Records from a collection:
_ _ _
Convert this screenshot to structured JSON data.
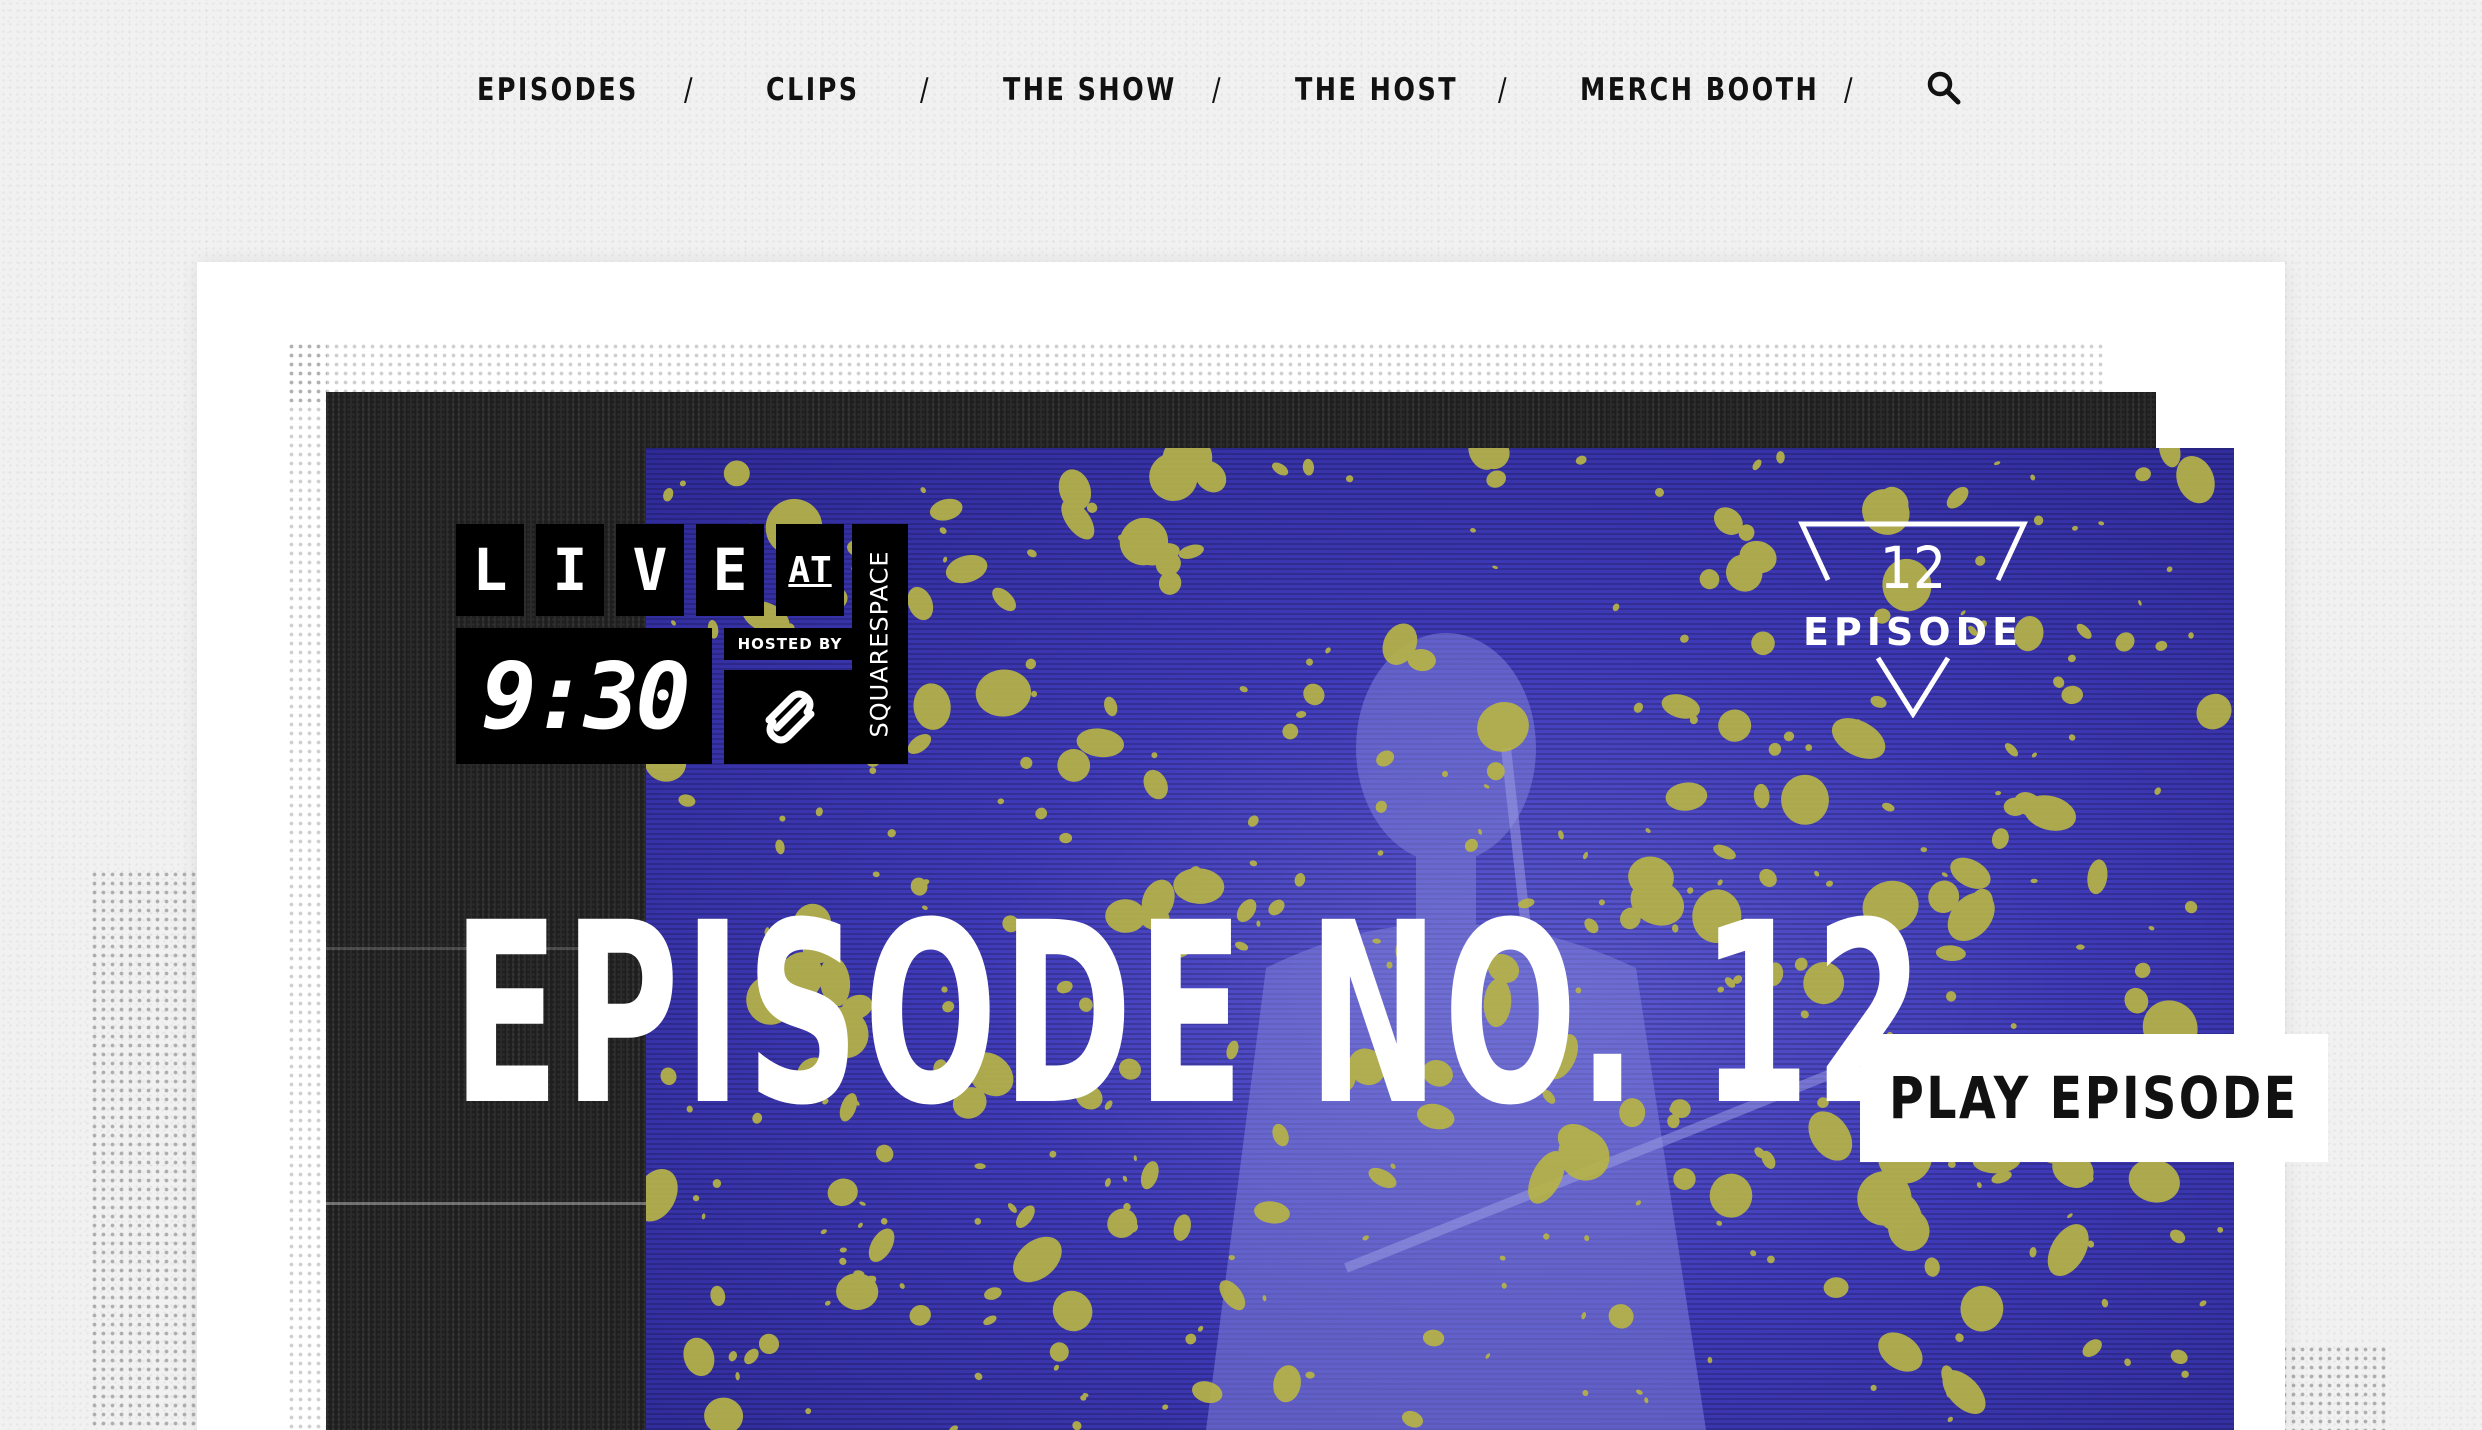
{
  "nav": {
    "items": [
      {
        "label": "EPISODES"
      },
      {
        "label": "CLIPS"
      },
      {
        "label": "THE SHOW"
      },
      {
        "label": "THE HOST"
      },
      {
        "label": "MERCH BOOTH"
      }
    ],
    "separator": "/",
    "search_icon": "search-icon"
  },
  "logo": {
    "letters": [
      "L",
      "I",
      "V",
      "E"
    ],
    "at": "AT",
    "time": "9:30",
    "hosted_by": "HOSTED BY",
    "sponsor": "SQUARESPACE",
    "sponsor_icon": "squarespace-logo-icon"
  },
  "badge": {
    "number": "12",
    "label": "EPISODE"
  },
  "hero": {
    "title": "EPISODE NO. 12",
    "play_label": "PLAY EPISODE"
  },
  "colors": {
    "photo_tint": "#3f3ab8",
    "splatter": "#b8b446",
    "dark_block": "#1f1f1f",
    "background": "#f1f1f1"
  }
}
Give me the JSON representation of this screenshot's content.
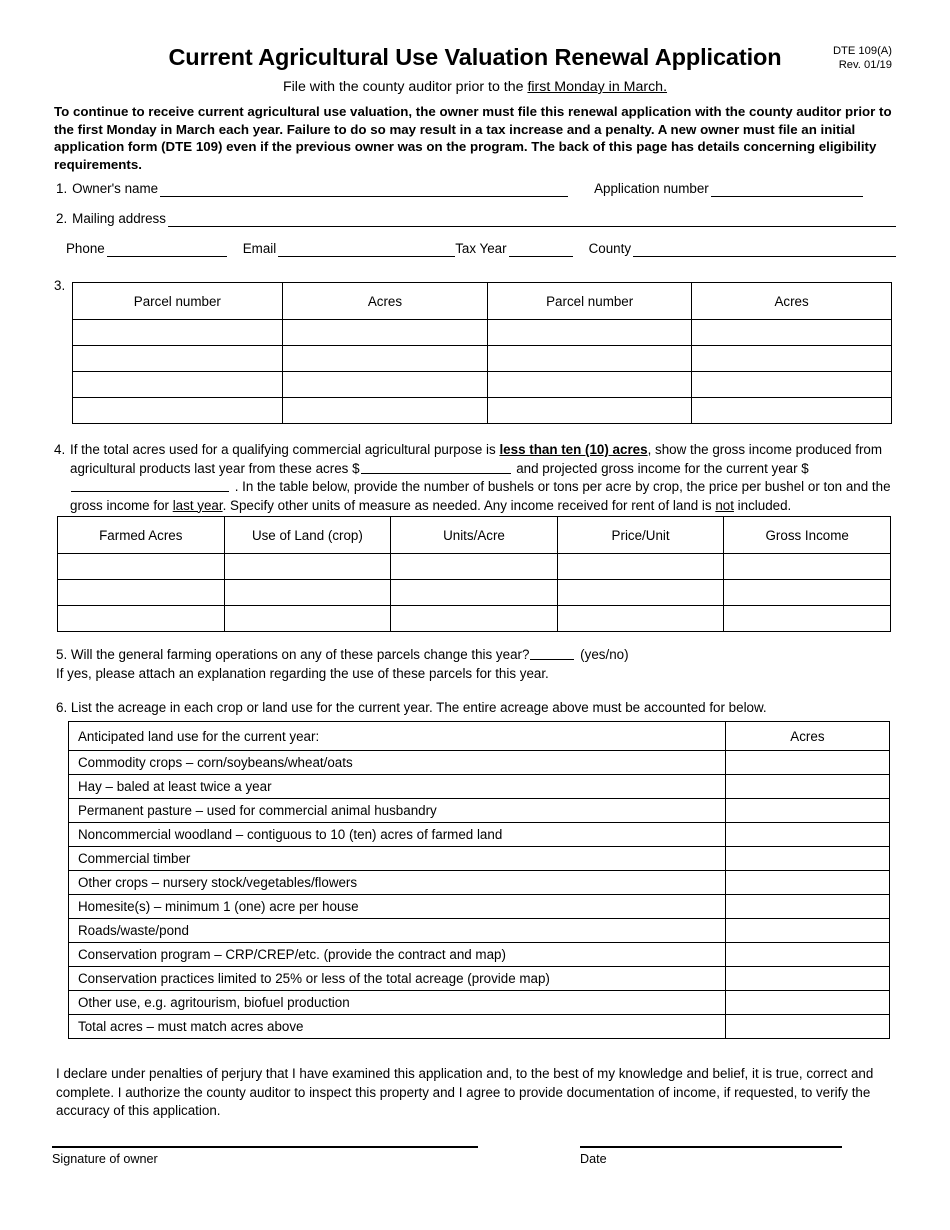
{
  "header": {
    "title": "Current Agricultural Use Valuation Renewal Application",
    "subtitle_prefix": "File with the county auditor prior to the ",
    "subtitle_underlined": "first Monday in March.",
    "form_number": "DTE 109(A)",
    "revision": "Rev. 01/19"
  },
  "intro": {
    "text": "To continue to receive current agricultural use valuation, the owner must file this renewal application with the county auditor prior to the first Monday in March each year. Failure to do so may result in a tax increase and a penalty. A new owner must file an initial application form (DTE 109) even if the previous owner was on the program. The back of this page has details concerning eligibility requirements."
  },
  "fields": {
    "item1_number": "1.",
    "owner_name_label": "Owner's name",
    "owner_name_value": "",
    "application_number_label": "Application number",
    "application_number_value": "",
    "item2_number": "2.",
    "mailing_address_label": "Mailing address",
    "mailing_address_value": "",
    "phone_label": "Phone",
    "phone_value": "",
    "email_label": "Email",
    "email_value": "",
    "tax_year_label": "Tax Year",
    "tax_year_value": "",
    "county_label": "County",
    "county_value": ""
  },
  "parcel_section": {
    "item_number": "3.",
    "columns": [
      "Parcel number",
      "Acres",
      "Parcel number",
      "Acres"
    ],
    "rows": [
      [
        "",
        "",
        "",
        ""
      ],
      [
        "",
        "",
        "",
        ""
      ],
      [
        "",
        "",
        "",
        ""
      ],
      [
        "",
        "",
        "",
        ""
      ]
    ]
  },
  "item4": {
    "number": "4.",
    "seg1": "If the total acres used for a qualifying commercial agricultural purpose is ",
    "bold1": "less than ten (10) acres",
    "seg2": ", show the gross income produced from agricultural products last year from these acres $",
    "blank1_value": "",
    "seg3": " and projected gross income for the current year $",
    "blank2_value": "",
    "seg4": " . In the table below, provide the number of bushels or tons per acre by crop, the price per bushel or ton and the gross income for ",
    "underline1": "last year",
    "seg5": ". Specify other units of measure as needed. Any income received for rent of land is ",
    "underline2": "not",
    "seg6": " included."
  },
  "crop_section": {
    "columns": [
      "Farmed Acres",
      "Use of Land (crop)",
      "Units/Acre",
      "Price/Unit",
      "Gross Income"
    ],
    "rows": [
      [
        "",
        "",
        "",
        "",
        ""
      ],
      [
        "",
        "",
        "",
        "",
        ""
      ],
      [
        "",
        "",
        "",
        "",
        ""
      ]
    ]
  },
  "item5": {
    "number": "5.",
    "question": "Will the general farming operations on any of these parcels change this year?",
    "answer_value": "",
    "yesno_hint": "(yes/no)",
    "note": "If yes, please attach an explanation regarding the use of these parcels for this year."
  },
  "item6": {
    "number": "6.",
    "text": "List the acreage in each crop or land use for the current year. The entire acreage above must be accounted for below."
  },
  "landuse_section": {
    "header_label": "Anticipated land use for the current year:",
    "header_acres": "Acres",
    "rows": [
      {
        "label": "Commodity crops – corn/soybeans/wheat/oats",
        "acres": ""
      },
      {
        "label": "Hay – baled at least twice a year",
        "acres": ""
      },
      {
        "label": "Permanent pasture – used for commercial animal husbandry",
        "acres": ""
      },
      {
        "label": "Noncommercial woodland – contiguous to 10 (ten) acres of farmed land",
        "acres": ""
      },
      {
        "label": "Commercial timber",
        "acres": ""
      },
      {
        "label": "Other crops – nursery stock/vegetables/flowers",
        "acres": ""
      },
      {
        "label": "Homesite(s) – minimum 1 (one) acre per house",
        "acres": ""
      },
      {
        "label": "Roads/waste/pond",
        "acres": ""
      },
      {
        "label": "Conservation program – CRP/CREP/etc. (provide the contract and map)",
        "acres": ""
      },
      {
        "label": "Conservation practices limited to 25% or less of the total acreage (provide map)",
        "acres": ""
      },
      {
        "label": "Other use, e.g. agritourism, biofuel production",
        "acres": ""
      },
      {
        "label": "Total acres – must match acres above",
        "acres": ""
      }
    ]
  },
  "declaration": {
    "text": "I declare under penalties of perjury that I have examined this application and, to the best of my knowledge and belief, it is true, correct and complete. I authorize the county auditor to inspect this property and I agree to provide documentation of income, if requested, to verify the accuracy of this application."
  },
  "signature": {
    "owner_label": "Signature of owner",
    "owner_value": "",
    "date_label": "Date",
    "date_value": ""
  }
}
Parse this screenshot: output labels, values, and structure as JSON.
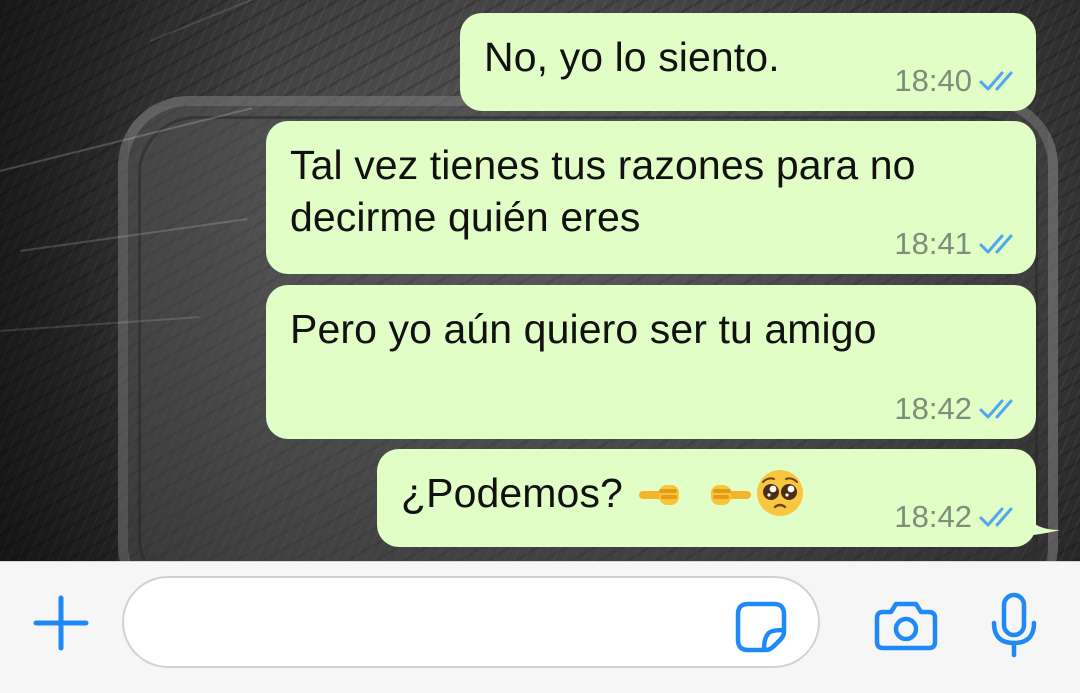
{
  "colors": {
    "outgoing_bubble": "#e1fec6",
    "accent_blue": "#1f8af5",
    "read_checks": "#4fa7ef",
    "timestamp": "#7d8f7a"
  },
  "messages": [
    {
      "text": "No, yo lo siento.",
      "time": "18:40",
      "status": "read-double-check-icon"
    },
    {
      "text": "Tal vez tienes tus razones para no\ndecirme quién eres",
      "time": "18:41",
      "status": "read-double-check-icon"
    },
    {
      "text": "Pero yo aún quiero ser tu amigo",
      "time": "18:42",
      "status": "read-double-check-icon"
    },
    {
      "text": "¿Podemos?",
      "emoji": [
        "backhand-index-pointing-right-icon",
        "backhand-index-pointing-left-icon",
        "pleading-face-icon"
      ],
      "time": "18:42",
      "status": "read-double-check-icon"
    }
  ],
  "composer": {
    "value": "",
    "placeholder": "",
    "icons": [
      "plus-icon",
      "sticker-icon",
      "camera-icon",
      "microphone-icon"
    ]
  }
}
_ _ _
=== TASK ===
Restate every record exactly, please; do not copy the pictures.

=== THE COMPLETED TASK ===
Convert this screenshot to structured JSON data.
{
  "nav": {
    "items": [
      {
        "label": "EPISODES"
      },
      {
        "label": "CLIPS"
      },
      {
        "label": "THE SHOW"
      },
      {
        "label": "THE HOST"
      },
      {
        "label": "MERCH BOOTH"
      }
    ],
    "separator": "/",
    "search_icon": "search-icon"
  },
  "logo": {
    "letters": [
      "L",
      "I",
      "V",
      "E"
    ],
    "at": "AT",
    "time": "9:30",
    "hosted_by": "HOSTED BY",
    "sponsor": "SQUARESPACE",
    "sponsor_icon": "squarespace-logo-icon"
  },
  "badge": {
    "number": "12",
    "label": "EPISODE"
  },
  "hero": {
    "title": "EPISODE NO. 12",
    "play_label": "PLAY EPISODE"
  },
  "colors": {
    "photo_tint": "#3f3ab8",
    "splatter": "#b8b446",
    "dark_block": "#1f1f1f",
    "background": "#f1f1f1"
  }
}
Give me the JSON representation of this screenshot's content.
{
  "header": {
    "title": "Current Agricultural Use Valuation Renewal Application",
    "subtitle_prefix": "File with the county auditor prior to the ",
    "subtitle_underlined": "first Monday in March.",
    "form_number": "DTE 109(A)",
    "revision": "Rev. 01/19"
  },
  "intro": {
    "text": "To continue to receive current agricultural use valuation, the owner must file this renewal application with the county auditor prior to the first Monday in March each year. Failure to do so may result in a tax increase and a penalty. A new owner must file an initial application form (DTE 109) even if the previous owner was on the program. The back of this page has details concerning eligibility requirements."
  },
  "fields": {
    "item1_number": "1.",
    "owner_name_label": "Owner's name",
    "owner_name_value": "",
    "application_number_label": "Application number",
    "application_number_value": "",
    "item2_number": "2.",
    "mailing_address_label": "Mailing address",
    "mailing_address_value": "",
    "phone_label": "Phone",
    "phone_value": "",
    "email_label": "Email",
    "email_value": "",
    "tax_year_label": "Tax Year",
    "tax_year_value": "",
    "county_label": "County",
    "county_value": ""
  },
  "parcel_section": {
    "item_number": "3.",
    "columns": [
      "Parcel number",
      "Acres",
      "Parcel number",
      "Acres"
    ],
    "rows": [
      [
        "",
        "",
        "",
        ""
      ],
      [
        "",
        "",
        "",
        ""
      ],
      [
        "",
        "",
        "",
        ""
      ],
      [
        "",
        "",
        "",
        ""
      ]
    ]
  },
  "item4": {
    "number": "4.",
    "seg1": "If the total acres used for a qualifying commercial agricultural purpose is ",
    "bold1": "less than ten (10) acres",
    "seg2": ", show the gross income produced from agricultural products last year from these acres $",
    "blank1_value": "",
    "seg3": " and projected gross income for the current year $",
    "blank2_value": "",
    "seg4": " . In the table below, provide the number of bushels or tons per acre by crop, the price per bushel or ton and the gross income for ",
    "underline1": "last year",
    "seg5": ". Specify other units of measure as needed. Any income received for rent of land is ",
    "underline2": "not",
    "seg6": " included."
  },
  "crop_section": {
    "columns": [
      "Farmed Acres",
      "Use of Land (crop)",
      "Units/Acre",
      "Price/Unit",
      "Gross Income"
    ],
    "rows": [
      [
        "",
        "",
        "",
        "",
        ""
      ],
      [
        "",
        "",
        "",
        "",
        ""
      ],
      [
        "",
        "",
        "",
        "",
        ""
      ]
    ]
  },
  "item5": {
    "number": "5.",
    "question": "Will the general farming operations on any of these parcels change this year?",
    "answer_value": "",
    "yesno_hint": "(yes/no)",
    "note": "If yes, please attach an explanation regarding the use of these parcels for this year."
  },
  "item6": {
    "number": "6.",
    "text": "List the acreage in each crop or land use for the current year. The entire acreage above must be accounted for below."
  },
  "landuse_section": {
    "header_label": "Anticipated land use for the current year:",
    "header_acres": "Acres",
    "rows": [
      {
        "label": "Commodity crops – corn/soybeans/wheat/oats",
        "acres": ""
      },
      {
        "label": "Hay – baled at least twice a year",
        "acres": ""
      },
      {
        "label": "Permanent pasture – used for commercial animal husbandry",
        "acres": ""
      },
      {
        "label": "Noncommercial woodland – contiguous to 10 (ten) acres of farmed land",
        "acres": ""
      },
      {
        "label": "Commercial timber",
        "acres": ""
      },
      {
        "label": "Other crops – nursery stock/vegetables/flowers",
        "acres": ""
      },
      {
        "label": "Homesite(s) – minimum 1 (one) acre per house",
        "acres": ""
      },
      {
        "label": "Roads/waste/pond",
        "acres": ""
      },
      {
        "label": "Conservation program – CRP/CREP/etc. (provide the contract and map)",
        "acres": ""
      },
      {
        "label": "Conservation practices limited to 25% or less of the total acreage (provide map)",
        "acres": ""
      },
      {
        "label": "Other use, e.g. agritourism, biofuel production",
        "acres": ""
      },
      {
        "label": "Total acres – must match acres above",
        "acres": ""
      }
    ]
  },
  "declaration": {
    "text": "I declare under penalties of perjury that I have examined this application and, to the best of my knowledge and belief, it is true, correct and complete. I authorize the county auditor to inspect this property and I agree to provide documentation of income, if requested, to verify the accuracy of this application."
  },
  "signature": {
    "owner_label": "Signature of owner",
    "owner_value": "",
    "date_label": "Date",
    "date_value": ""
  }
}
Parse this screenshot: output labels, values, and structure as JSON.
{
  "colors": {
    "outgoing_bubble": "#e1fec6",
    "accent_blue": "#1f8af5",
    "read_checks": "#4fa7ef",
    "timestamp": "#7d8f7a"
  },
  "messages": [
    {
      "text": "No, yo lo siento.",
      "time": "18:40",
      "status": "read-double-check-icon"
    },
    {
      "text": "Tal vez tienes tus razones para no\ndecirme quién eres",
      "time": "18:41",
      "status": "read-double-check-icon"
    },
    {
      "text": "Pero yo aún quiero ser tu amigo",
      "time": "18:42",
      "status": "read-double-check-icon"
    },
    {
      "text": "¿Podemos?",
      "emoji": [
        "backhand-index-pointing-right-icon",
        "backhand-index-pointing-left-icon",
        "pleading-face-icon"
      ],
      "time": "18:42",
      "status": "read-double-check-icon"
    }
  ],
  "composer": {
    "value": "",
    "placeholder": "",
    "icons": [
      "plus-icon",
      "sticker-icon",
      "camera-icon",
      "microphone-icon"
    ]
  }
}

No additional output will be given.